EXERCISE TASK:
Identify the lines bearing the string "VBAProject" and gather them.

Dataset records

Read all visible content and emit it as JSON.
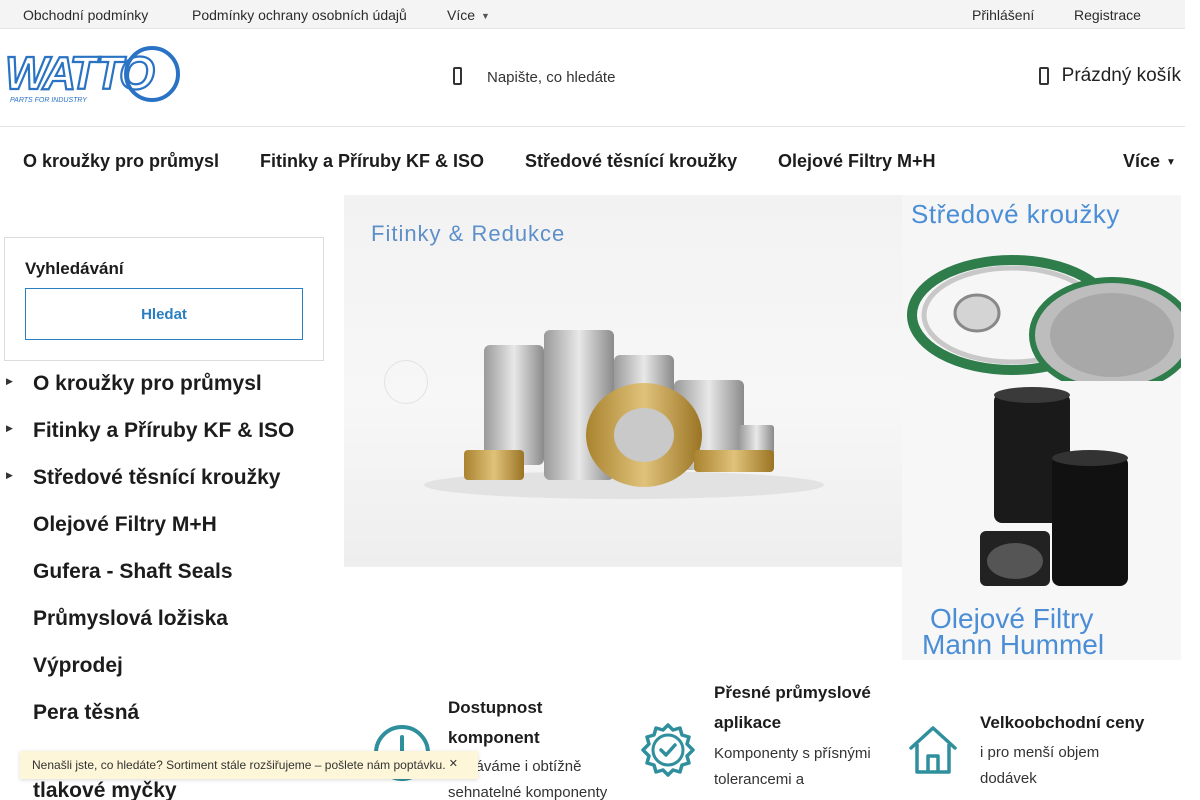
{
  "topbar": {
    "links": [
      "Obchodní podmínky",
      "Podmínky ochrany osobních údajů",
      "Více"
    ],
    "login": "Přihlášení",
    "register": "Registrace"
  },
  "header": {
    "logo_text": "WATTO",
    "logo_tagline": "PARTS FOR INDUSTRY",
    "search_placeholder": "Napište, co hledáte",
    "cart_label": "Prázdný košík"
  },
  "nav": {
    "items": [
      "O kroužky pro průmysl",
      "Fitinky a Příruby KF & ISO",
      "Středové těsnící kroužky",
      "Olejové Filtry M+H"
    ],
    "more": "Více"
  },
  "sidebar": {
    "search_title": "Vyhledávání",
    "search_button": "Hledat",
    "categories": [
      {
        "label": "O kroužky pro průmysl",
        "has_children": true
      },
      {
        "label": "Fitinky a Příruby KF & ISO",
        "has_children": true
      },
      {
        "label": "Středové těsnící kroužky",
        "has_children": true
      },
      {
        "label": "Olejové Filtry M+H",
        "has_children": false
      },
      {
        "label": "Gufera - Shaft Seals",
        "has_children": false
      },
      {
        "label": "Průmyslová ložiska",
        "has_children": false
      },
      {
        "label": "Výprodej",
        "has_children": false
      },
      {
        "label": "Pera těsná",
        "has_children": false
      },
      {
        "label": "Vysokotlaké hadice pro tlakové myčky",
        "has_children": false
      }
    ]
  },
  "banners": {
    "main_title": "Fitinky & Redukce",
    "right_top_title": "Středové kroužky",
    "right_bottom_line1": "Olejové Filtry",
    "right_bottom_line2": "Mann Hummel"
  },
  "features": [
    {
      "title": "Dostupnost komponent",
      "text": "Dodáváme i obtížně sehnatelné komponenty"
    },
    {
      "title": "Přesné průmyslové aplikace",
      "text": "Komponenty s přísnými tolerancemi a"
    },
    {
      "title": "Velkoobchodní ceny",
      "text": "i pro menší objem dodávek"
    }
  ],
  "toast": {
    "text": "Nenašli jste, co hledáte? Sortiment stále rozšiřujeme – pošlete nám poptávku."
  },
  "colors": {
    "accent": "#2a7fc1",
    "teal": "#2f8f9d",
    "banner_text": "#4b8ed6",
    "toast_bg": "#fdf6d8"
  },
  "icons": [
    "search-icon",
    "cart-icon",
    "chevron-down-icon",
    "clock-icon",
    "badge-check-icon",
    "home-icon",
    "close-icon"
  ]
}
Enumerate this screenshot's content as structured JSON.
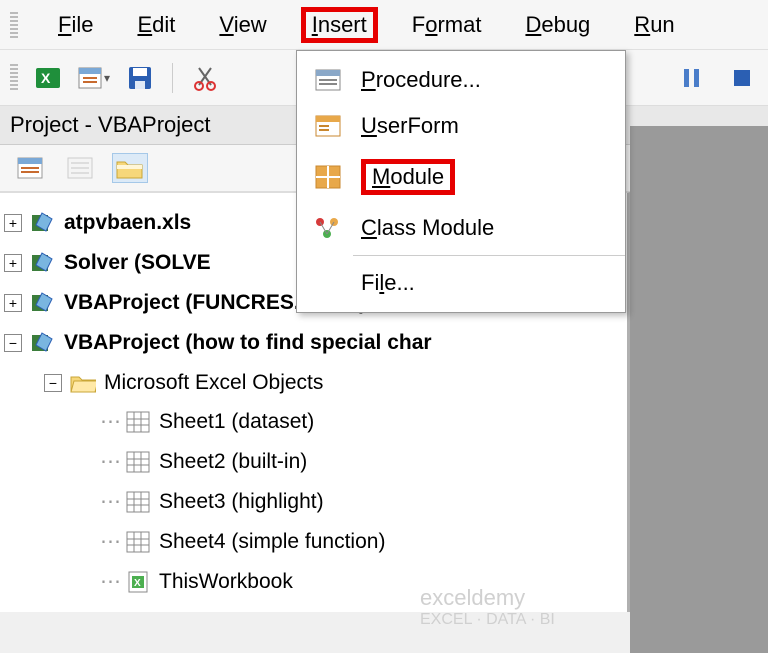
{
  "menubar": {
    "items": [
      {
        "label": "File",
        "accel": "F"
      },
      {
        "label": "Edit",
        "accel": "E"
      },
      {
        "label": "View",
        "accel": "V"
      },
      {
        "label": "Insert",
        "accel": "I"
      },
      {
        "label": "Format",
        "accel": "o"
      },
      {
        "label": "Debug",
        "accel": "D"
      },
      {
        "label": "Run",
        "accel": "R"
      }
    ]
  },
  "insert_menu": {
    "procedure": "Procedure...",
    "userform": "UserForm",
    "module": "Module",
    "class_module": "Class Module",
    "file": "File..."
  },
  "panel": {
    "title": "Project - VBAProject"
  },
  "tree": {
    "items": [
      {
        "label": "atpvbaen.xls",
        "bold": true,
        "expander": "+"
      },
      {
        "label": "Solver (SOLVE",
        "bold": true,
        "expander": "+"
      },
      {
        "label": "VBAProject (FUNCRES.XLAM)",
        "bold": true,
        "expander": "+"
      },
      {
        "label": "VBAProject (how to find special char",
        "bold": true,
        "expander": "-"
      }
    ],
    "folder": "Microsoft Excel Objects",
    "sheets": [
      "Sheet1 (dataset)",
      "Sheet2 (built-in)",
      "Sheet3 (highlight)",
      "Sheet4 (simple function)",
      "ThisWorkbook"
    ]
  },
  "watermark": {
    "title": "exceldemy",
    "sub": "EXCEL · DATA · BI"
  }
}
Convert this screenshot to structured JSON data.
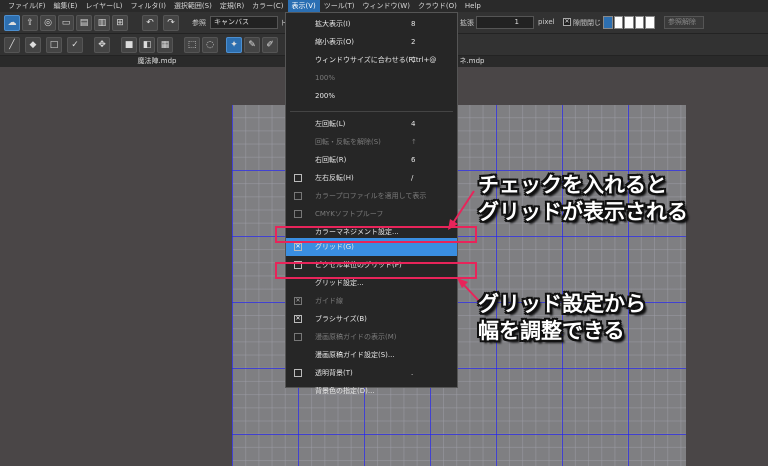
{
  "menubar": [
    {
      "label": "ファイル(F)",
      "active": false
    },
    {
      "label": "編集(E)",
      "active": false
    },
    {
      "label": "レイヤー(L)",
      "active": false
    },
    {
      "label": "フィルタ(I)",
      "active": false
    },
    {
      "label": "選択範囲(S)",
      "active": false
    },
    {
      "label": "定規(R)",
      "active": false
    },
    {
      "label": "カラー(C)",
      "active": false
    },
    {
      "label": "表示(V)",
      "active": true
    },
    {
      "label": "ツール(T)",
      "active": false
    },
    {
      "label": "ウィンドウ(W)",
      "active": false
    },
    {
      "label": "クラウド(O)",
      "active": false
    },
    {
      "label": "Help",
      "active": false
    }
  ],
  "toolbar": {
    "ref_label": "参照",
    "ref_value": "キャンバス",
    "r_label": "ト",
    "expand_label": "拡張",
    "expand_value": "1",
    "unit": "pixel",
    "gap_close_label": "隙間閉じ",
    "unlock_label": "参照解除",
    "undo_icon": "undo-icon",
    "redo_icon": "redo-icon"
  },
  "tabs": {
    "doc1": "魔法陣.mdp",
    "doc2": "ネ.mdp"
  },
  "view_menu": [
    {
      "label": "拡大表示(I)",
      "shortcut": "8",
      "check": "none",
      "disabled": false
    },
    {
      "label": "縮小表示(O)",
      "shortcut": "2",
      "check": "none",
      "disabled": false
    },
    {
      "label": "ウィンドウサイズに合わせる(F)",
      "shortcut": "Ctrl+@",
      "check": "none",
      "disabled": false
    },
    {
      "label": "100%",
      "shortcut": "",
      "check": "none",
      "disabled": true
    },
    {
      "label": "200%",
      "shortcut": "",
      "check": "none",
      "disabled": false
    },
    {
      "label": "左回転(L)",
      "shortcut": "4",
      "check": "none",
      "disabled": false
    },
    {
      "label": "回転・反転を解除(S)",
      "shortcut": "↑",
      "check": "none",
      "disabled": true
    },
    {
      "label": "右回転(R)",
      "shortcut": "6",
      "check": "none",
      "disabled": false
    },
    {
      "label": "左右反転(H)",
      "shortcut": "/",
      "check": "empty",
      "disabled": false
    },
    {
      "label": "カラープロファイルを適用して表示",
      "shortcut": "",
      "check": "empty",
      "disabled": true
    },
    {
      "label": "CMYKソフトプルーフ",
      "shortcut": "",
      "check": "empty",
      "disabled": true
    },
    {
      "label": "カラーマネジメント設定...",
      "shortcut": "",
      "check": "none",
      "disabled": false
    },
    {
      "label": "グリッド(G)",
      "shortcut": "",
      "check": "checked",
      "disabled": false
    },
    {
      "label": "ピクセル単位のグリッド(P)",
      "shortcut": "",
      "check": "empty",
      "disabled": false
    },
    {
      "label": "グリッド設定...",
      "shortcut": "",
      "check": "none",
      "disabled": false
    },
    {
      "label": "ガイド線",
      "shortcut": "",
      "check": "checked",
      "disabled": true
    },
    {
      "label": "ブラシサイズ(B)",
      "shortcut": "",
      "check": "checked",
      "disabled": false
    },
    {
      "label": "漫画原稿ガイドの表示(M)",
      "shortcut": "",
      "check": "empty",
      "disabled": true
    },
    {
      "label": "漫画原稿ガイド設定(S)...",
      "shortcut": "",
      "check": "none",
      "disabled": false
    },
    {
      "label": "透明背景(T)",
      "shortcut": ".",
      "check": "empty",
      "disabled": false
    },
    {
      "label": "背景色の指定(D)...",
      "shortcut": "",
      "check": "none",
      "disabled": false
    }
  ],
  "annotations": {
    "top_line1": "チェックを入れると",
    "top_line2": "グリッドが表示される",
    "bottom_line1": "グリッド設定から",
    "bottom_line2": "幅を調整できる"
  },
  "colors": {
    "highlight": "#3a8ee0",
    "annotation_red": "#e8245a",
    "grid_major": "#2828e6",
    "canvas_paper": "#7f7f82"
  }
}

SOLUTION:
    "title": "Project - VBAProject"
        "label": "VBAProject (FUNCRES.XLAM)",
        "label": "VBAProject (how to find special char",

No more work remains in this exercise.